[Start Data to process]

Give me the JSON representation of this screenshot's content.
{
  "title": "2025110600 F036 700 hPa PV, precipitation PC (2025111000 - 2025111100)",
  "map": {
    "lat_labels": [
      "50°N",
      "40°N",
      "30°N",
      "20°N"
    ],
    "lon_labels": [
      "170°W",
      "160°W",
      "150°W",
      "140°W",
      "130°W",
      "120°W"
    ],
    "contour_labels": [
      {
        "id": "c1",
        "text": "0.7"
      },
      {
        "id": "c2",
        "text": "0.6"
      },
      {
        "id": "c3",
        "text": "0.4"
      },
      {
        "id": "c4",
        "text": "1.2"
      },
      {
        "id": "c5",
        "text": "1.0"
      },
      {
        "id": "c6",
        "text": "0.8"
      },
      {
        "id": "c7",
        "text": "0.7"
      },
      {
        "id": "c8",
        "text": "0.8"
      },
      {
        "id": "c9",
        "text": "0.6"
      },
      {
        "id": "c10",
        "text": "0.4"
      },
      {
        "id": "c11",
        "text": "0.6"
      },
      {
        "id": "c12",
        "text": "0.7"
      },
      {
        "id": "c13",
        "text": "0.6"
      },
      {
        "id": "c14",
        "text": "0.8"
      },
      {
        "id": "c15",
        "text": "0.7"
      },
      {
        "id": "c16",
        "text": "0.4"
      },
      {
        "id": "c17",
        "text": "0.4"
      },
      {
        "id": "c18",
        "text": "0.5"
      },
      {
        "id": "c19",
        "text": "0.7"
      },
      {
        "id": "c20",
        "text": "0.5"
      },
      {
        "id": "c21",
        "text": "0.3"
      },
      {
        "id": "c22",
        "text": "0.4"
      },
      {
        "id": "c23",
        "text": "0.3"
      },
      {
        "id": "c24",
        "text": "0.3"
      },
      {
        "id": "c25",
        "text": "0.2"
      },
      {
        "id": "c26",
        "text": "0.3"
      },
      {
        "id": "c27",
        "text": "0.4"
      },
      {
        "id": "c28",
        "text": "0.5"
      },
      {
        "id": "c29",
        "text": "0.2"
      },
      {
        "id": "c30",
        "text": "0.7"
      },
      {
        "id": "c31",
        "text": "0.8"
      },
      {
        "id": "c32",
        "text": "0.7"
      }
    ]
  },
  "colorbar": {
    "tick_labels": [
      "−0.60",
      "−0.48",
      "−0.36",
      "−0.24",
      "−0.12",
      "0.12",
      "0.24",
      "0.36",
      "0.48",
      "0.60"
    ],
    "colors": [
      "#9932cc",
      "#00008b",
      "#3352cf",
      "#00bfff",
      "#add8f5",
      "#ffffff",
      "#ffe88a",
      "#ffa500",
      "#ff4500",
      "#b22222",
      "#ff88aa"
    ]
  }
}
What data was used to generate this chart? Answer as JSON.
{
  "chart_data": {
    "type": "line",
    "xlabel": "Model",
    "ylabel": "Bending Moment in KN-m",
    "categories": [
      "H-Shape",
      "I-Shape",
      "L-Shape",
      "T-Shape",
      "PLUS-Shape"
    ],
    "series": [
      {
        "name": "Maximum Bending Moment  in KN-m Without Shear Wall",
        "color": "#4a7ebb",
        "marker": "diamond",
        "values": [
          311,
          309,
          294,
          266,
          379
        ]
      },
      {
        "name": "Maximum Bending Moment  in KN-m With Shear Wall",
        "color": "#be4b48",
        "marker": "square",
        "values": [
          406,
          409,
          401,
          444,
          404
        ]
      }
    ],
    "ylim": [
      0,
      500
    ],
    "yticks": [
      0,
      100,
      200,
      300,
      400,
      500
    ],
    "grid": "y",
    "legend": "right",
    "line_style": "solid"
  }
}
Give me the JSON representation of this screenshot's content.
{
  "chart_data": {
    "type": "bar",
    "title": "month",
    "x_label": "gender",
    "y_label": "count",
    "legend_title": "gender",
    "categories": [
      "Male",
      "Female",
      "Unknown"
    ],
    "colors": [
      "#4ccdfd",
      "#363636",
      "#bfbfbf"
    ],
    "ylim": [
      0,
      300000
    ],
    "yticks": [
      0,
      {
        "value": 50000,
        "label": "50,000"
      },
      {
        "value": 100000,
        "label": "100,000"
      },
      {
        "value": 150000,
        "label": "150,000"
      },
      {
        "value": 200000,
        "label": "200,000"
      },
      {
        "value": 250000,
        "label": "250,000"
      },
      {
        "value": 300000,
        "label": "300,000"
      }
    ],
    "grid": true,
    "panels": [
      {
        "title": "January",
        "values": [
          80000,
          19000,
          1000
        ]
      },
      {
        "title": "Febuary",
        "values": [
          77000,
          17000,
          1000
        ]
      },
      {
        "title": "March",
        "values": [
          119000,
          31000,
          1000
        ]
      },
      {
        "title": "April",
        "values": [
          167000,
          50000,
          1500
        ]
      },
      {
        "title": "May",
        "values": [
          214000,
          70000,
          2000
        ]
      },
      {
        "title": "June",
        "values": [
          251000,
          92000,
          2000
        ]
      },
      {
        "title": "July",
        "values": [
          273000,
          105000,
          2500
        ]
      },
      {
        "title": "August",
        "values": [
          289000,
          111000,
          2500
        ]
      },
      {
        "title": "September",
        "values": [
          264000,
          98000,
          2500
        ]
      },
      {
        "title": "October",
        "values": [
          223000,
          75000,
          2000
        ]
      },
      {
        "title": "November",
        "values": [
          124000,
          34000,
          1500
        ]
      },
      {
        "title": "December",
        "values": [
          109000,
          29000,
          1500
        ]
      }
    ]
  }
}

[End Data to process]

**What to work on:** Nothing should be left out: return all of the records exactly.

**Result for this task:**
Give me the JSON representation of this screenshot's content.
{
  "title": "2025110600 F036 700 hPa PV, precipitation PC (2025111000 - 2025111100)",
  "map": {
    "lat_labels": [
      "50°N",
      "40°N",
      "30°N",
      "20°N"
    ],
    "lon_labels": [
      "170°W",
      "160°W",
      "150°W",
      "140°W",
      "130°W",
      "120°W"
    ],
    "contour_labels": [
      {
        "id": "c1",
        "text": "0.7"
      },
      {
        "id": "c2",
        "text": "0.6"
      },
      {
        "id": "c3",
        "text": "0.4"
      },
      {
        "id": "c4",
        "text": "1.2"
      },
      {
        "id": "c5",
        "text": "1.0"
      },
      {
        "id": "c6",
        "text": "0.8"
      },
      {
        "id": "c7",
        "text": "0.7"
      },
      {
        "id": "c8",
        "text": "0.8"
      },
      {
        "id": "c9",
        "text": "0.6"
      },
      {
        "id": "c10",
        "text": "0.4"
      },
      {
        "id": "c11",
        "text": "0.6"
      },
      {
        "id": "c12",
        "text": "0.7"
      },
      {
        "id": "c13",
        "text": "0.6"
      },
      {
        "id": "c14",
        "text": "0.8"
      },
      {
        "id": "c15",
        "text": "0.7"
      },
      {
        "id": "c16",
        "text": "0.4"
      },
      {
        "id": "c17",
        "text": "0.4"
      },
      {
        "id": "c18",
        "text": "0.5"
      },
      {
        "id": "c19",
        "text": "0.7"
      },
      {
        "id": "c20",
        "text": "0.5"
      },
      {
        "id": "c21",
        "text": "0.3"
      },
      {
        "id": "c22",
        "text": "0.4"
      },
      {
        "id": "c23",
        "text": "0.3"
      },
      {
        "id": "c24",
        "text": "0.3"
      },
      {
        "id": "c25",
        "text": "0.2"
      },
      {
        "id": "c26",
        "text": "0.3"
      },
      {
        "id": "c27",
        "text": "0.4"
      },
      {
        "id": "c28",
        "text": "0.5"
      },
      {
        "id": "c29",
        "text": "0.2"
      },
      {
        "id": "c30",
        "text": "0.7"
      },
      {
        "id": "c31",
        "text": "0.8"
      },
      {
        "id": "c32",
        "text": "0.7"
      }
    ]
  },
  "colorbar": {
    "tick_labels": [
      "−0.60",
      "−0.48",
      "−0.36",
      "−0.24",
      "−0.12",
      "0.12",
      "0.24",
      "0.36",
      "0.48",
      "0.60"
    ],
    "colors": [
      "#9932cc",
      "#00008b",
      "#3352cf",
      "#00bfff",
      "#add8f5",
      "#ffffff",
      "#ffe88a",
      "#ffa500",
      "#ff4500",
      "#b22222",
      "#ff88aa"
    ]
  }
}
What data was used to generate this chart? Answer as JSON.
{
  "chart_data": {
    "type": "line",
    "xlabel": "Model",
    "ylabel": "Bending Moment in KN-m",
    "categories": [
      "H-Shape",
      "I-Shape",
      "L-Shape",
      "T-Shape",
      "PLUS-Shape"
    ],
    "series": [
      {
        "name": "Maximum Bending Moment  in KN-m Without Shear Wall",
        "color": "#4a7ebb",
        "marker": "diamond",
        "values": [
          311,
          309,
          294,
          266,
          379
        ]
      },
      {
        "name": "Maximum Bending Moment  in KN-m With Shear Wall",
        "color": "#be4b48",
        "marker": "square",
        "values": [
          406,
          409,
          401,
          444,
          404
        ]
      }
    ],
    "ylim": [
      0,
      500
    ],
    "yticks": [
      0,
      100,
      200,
      300,
      400,
      500
    ],
    "grid": "y",
    "legend": "right",
    "line_style": "solid"
  }
}
Give me the JSON representation of this screenshot's content.
{
  "chart_data": {
    "type": "bar",
    "title": "month",
    "x_label": "gender",
    "y_label": "count",
    "legend_title": "gender",
    "categories": [
      "Male",
      "Female",
      "Unknown"
    ],
    "colors": [
      "#4ccdfd",
      "#363636",
      "#bfbfbf"
    ],
    "ylim": [
      0,
      300000
    ],
    "yticks": [
      0,
      {
        "value": 50000,
        "label": "50,000"
      },
      {
        "value": 100000,
        "label": "100,000"
      },
      {
        "value": 150000,
        "label": "150,000"
      },
      {
        "value": 200000,
        "label": "200,000"
      },
      {
        "value": 250000,
        "label": "250,000"
      },
      {
        "value": 300000,
        "label": "300,000"
      }
    ],
    "grid": true,
    "panels": [
      {
        "title": "January",
        "values": [
          80000,
          19000,
          1000
        ]
      },
      {
        "title": "Febuary",
        "values": [
          77000,
          17000,
          1000
        ]
      },
      {
        "title": "March",
        "values": [
          119000,
          31000,
          1000
        ]
      },
      {
        "title": "April",
        "values": [
          167000,
          50000,
          1500
        ]
      },
      {
        "title": "May",
        "values": [
          214000,
          70000,
          2000
        ]
      },
      {
        "title": "June",
        "values": [
          251000,
          92000,
          2000
        ]
      },
      {
        "title": "July",
        "values": [
          273000,
          105000,
          2500
        ]
      },
      {
        "title": "August",
        "values": [
          289000,
          111000,
          2500
        ]
      },
      {
        "title": "September",
        "values": [
          264000,
          98000,
          2500
        ]
      },
      {
        "title": "October",
        "values": [
          223000,
          75000,
          2000
        ]
      },
      {
        "title": "November",
        "values": [
          124000,
          34000,
          1500
        ]
      },
      {
        "title": "December",
        "values": [
          109000,
          29000,
          1500
        ]
      }
    ]
  }
}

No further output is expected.